>> BEGIN Information provided
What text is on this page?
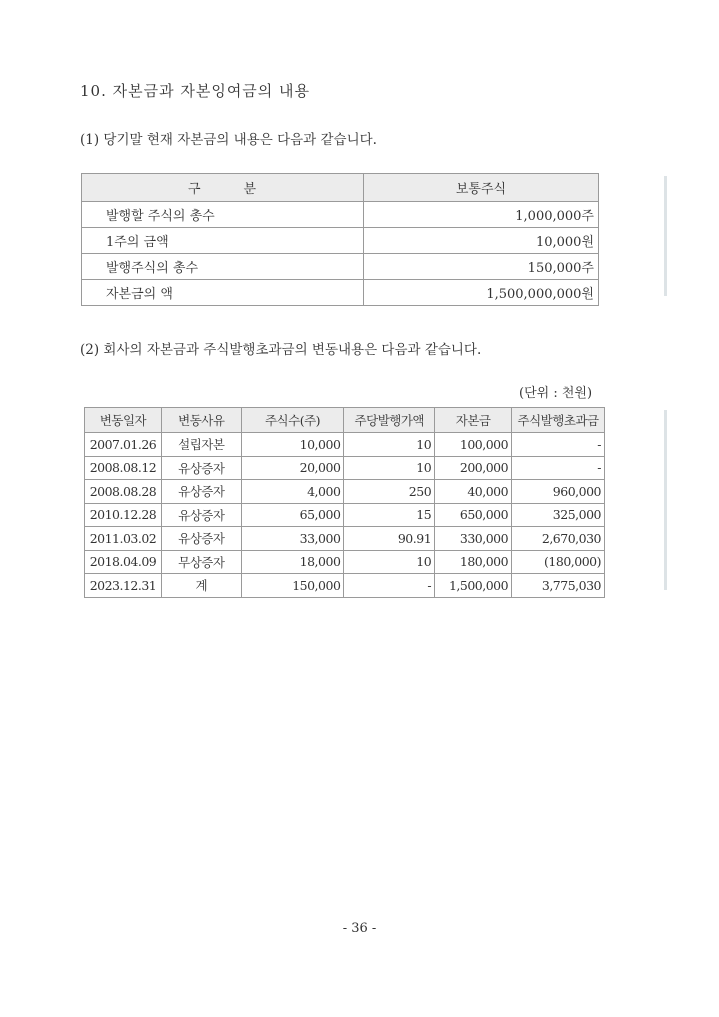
10. 자본금과 자본잉여금의 내용
(1) 당기말 현재 자본금의 내용은 다음과 같습니다.
구　　　분	보통주식
발행할 주식의 총수	1,000,000주
1주의 금액	10,000원
발행주식의 총수	150,000주
자본금의 액	1,500,000,000원
(2) 회사의 자본금과 주식발행초과금의 변동내용은 다음과 같습니다.
(단위 : 천원)
변동일자	변동사유	주식수(주)	주당발행가액	자본금	주식발행초과금
2007.01.26	설립자본	10,000	10	100,000	-
2008.08.12	유상증자	20,000	10	200,000	-
2008.08.28	유상증자	4,000	250	40,000	960,000
2010.12.28	유상증자	65,000	15	650,000	325,000
2011.03.02	유상증자	33,000	90.91	330,000	2,670,030
2018.04.09	무상증자	18,000	10	180,000	(180,000)
2023.12.31	계	150,000	-	1,500,000	3,775,030
- 36 -
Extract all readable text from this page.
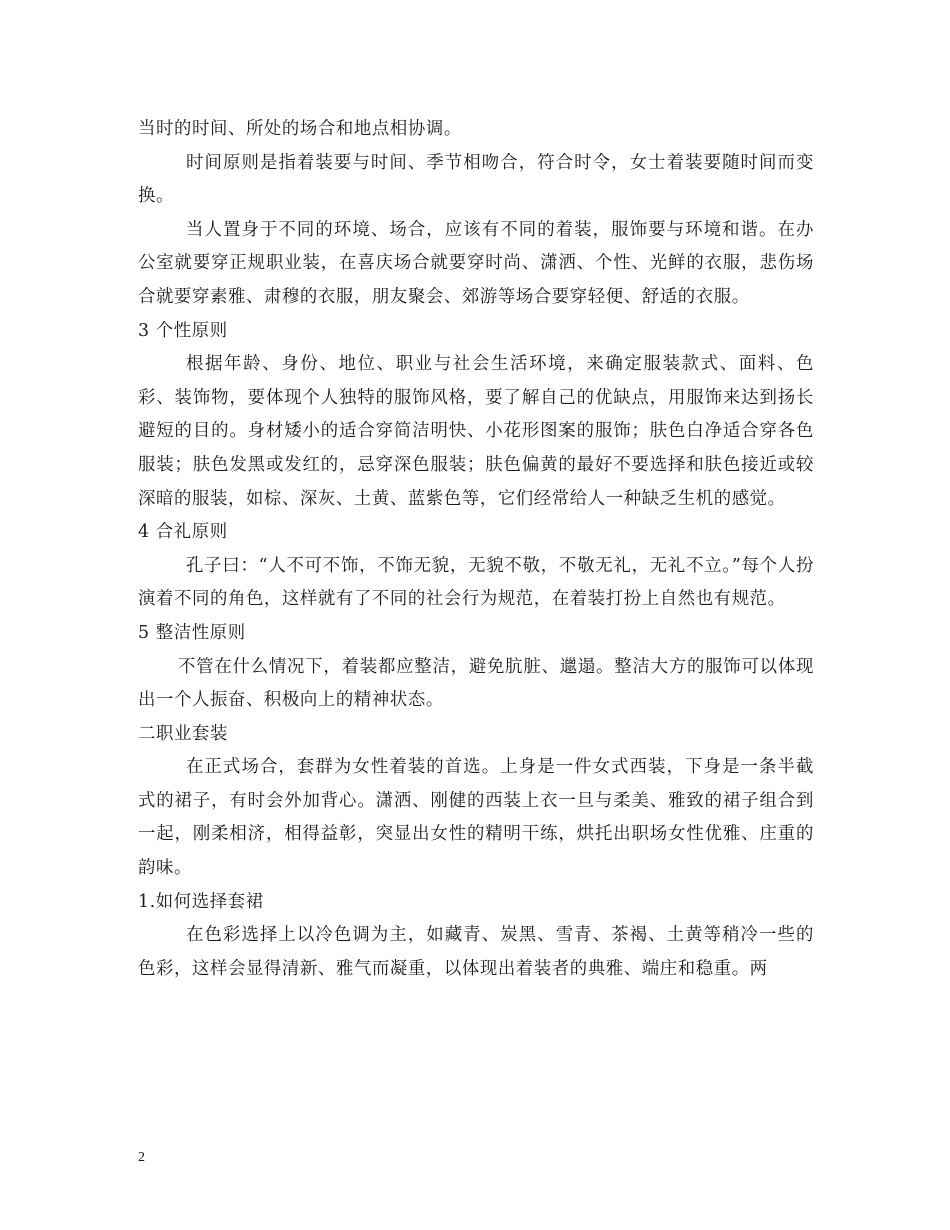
当时的时间、所处的场合和地点相协调。

时间原则是指着装要与时间、季节相吻合，符合时令，女士着装要随时间而变换。

当人置身于不同的环境、场合，应该有不同的着装，服饰要与环境和谐。在办公室就要穿正规职业装，在喜庆场合就要穿时尚、潇洒、个性、光鲜的衣服，悲伤场合就要穿素雅、肃穆的衣服，朋友聚会、郊游等场合要穿轻便、舒适的衣服。

3 个性原则

根据年龄、身份、地位、职业与社会生活环境，来确定服装款式、面料、色彩、装饰物，要体现个人独特的服饰风格，要了解自己的优缺点，用服饰来达到扬长避短的目的。身材矮小的适合穿简洁明快、小花形图案的服饰；肤色白净适合穿各色服装；肤色发黑或发红的，忌穿深色服装；肤色偏黄的最好不要选择和肤色接近或较深暗的服装，如棕、深灰、土黄、蓝紫色等，它们经常给人一种缺乏生机的感觉。

4 合礼原则

孔子曰：“人不可不饰，不饰无貌，无貌不敬，不敬无礼，无礼不立。”每个人扮演着不同的角色，这样就有了不同的社会行为规范，在着装打扮上自然也有规范。

5 整洁性原则

不管在什么情况下，着装都应整洁，避免肮脏、邋遢。整洁大方的服饰可以体现出一个人振奋、积极向上的精神状态。

二职业套装

在正式场合，套群为女性着装的首选。上身是一件女式西装，下身是一条半截式的裙子，有时会外加背心。潇洒、刚健的西装上衣一旦与柔美、雅致的裙子组合到一起，刚柔相济，相得益彰，突显出女性的精明干练，烘托出职场女性优雅、庄重的韵味。

1.如何选择套裙

在色彩选择上以冷色调为主，如藏青、炭黑、雪青、茶褐、土黄等稍冷一些的色彩，这样会显得清新、雅气而凝重，以体现出着装者的典雅、端庄和稳重。两

2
>> END Information provided
▶ [What the exercise asks]:
The material above must be printed exactly, with its pictures left out.

▶ [Answer below]:
What text is on this page?
10. 자본금과 자본잉여금의 내용
(1) 당기말 현재 자본금의 내용은 다음과 같습니다.
구　　　분	보통주식
발행할 주식의 총수	1,000,000주
1주의 금액	10,000원
발행주식의 총수	150,000주
자본금의 액	1,500,000,000원
(2) 회사의 자본금과 주식발행초과금의 변동내용은 다음과 같습니다.
(단위 : 천원)
변동일자	변동사유	주식수(주)	주당발행가액	자본금	주식발행초과금
2007.01.26	설립자본	10,000	10	100,000	-
2008.08.12	유상증자	20,000	10	200,000	-
2008.08.28	유상증자	4,000	250	40,000	960,000
2010.12.28	유상증자	65,000	15	650,000	325,000
2011.03.02	유상증자	33,000	90.91	330,000	2,670,030
2018.04.09	무상증자	18,000	10	180,000	(180,000)
2023.12.31	계	150,000	-	1,500,000	3,775,030
- 36 -
Extract all readable text from this page.
当时的时间、所处的场合和地点相协调。

时间原则是指着装要与时间、季节相吻合，符合时令，女士着装要随时间而变换。

当人置身于不同的环境、场合，应该有不同的着装，服饰要与环境和谐。在办公室就要穿正规职业装，在喜庆场合就要穿时尚、潇洒、个性、光鲜的衣服，悲伤场合就要穿素雅、肃穆的衣服，朋友聚会、郊游等场合要穿轻便、舒适的衣服。

3 个性原则

根据年龄、身份、地位、职业与社会生活环境，来确定服装款式、面料、色彩、装饰物，要体现个人独特的服饰风格，要了解自己的优缺点，用服饰来达到扬长避短的目的。身材矮小的适合穿简洁明快、小花形图案的服饰；肤色白净适合穿各色服装；肤色发黑或发红的，忌穿深色服装；肤色偏黄的最好不要选择和肤色接近或较深暗的服装，如棕、深灰、土黄、蓝紫色等，它们经常给人一种缺乏生机的感觉。

4 合礼原则

孔子曰：“人不可不饰，不饰无貌，无貌不敬，不敬无礼，无礼不立。”每个人扮演着不同的角色，这样就有了不同的社会行为规范，在着装打扮上自然也有规范。

5 整洁性原则

不管在什么情况下，着装都应整洁，避免肮脏、邋遢。整洁大方的服饰可以体现出一个人振奋、积极向上的精神状态。

二职业套装

在正式场合，套群为女性着装的首选。上身是一件女式西装，下身是一条半截式的裙子，有时会外加背心。潇洒、刚健的西装上衣一旦与柔美、雅致的裙子组合到一起，刚柔相济，相得益彰，突显出女性的精明干练，烘托出职场女性优雅、庄重的韵味。

1.如何选择套裙

在色彩选择上以冷色调为主，如藏青、炭黑、雪青、茶褐、土黄等稍冷一些的色彩，这样会显得清新、雅气而凝重，以体现出着装者的典雅、端庄和稳重。两

2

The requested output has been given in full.